## Written instruction
Your output is the line containing "What does this" plus all lines after it to the end of the records, reproduced exactly, with nothing else.

## Dataset records
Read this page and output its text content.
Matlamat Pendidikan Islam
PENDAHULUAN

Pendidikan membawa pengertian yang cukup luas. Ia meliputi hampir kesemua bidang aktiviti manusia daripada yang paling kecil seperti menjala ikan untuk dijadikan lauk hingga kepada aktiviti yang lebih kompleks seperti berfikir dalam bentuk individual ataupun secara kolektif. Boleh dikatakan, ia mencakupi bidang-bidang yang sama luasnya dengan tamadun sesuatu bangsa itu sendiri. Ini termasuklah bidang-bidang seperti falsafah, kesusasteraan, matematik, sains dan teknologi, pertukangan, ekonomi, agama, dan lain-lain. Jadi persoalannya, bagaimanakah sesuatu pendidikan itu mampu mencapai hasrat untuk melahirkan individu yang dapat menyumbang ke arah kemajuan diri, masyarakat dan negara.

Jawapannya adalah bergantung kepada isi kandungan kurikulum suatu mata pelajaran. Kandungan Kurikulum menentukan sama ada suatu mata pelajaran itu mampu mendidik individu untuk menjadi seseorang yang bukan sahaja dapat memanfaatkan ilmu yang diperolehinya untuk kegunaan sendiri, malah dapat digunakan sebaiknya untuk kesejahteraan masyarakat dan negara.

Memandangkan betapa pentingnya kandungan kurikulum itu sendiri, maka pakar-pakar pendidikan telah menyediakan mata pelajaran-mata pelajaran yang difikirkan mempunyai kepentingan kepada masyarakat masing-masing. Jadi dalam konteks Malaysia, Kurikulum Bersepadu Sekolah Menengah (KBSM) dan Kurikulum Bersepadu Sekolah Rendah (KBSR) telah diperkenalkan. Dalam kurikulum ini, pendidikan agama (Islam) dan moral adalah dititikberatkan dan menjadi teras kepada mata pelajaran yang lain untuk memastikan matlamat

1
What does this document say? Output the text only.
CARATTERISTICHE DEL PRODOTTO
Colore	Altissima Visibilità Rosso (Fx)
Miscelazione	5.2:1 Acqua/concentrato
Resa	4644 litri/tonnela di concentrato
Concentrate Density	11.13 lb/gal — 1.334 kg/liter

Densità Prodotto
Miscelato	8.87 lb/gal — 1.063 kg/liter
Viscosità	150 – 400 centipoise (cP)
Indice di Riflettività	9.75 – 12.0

## Reply to the task
What does this document say? Output the text only.
CARATTERISTICHE DEL PRODOTTO
Colore	Altissima Visibilità Rosso (Fx)
Miscelazione	5.2:1 Acqua/concentrato
Resa	4644 litri/tonnela di concentrato
Concentrate Density	11.13 lb/gal — 1.334 kg/liter

Densità Prodotto
Miscelato	8.87 lb/gal — 1.063 kg/liter
Viscosità	150 – 400 centipoise (cP)
Indice di Riflettività	9.75 – 12.0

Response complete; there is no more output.